START
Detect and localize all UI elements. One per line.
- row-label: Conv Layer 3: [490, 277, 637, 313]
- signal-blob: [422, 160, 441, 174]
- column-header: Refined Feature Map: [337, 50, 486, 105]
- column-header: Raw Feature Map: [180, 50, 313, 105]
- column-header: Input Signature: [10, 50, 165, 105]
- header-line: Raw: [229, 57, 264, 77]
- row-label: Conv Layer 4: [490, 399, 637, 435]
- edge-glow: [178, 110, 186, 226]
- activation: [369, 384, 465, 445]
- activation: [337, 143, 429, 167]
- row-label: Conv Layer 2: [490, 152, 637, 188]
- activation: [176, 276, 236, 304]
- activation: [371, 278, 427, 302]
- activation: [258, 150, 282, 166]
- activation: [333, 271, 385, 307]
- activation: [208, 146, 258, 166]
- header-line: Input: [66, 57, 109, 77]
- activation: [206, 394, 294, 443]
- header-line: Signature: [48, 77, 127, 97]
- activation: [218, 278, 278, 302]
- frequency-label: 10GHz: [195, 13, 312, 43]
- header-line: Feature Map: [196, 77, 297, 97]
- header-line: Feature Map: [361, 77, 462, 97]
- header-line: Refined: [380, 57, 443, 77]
END
START
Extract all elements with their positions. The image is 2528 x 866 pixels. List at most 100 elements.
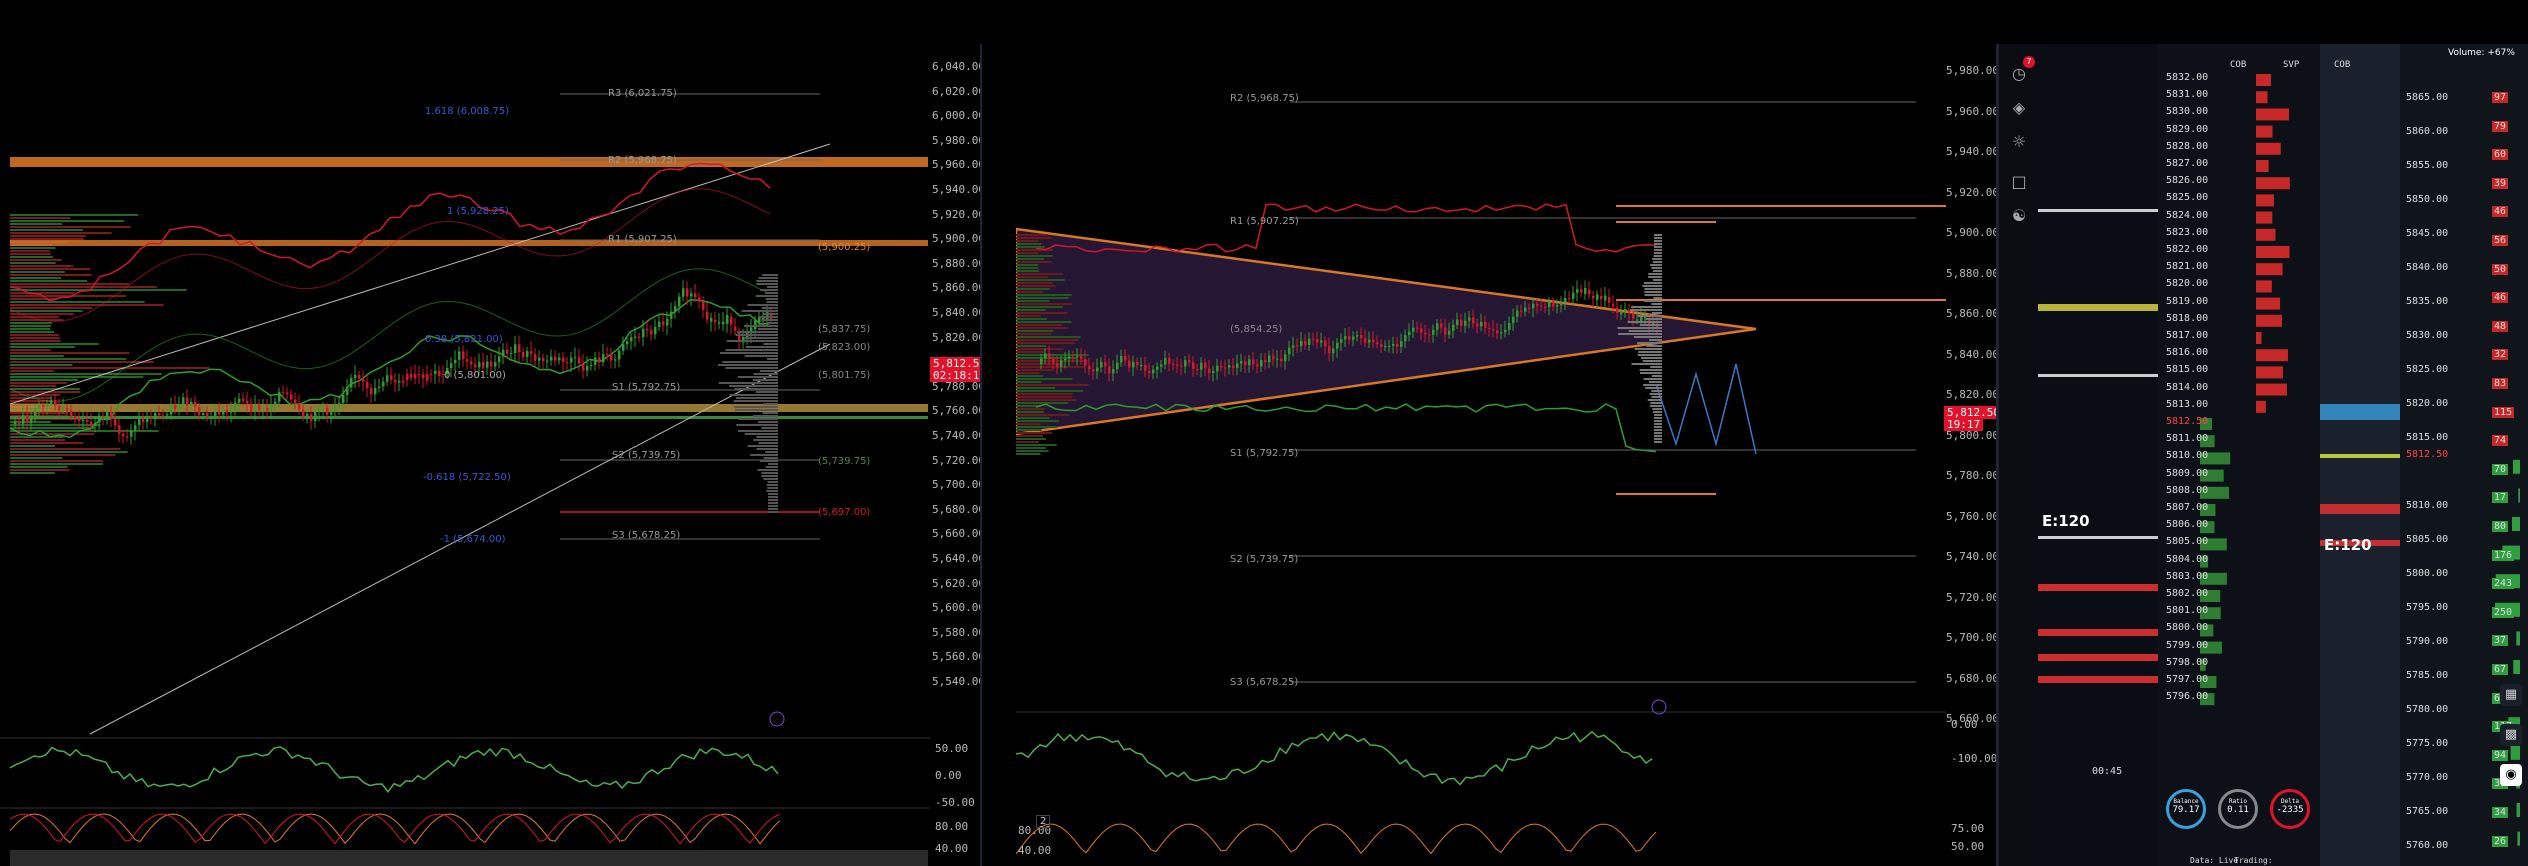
END
- **Prompt**
Copy out every line in the items above that contains the word "label".

- **Completed exercise**
- row-label: Conv Layer 3: [490, 277, 637, 313]
- row-label: Conv Layer 4: [490, 399, 637, 435]
- row-label: Conv Layer 2: [490, 152, 637, 188]
- frequency-label: 10GHz: [195, 13, 312, 43]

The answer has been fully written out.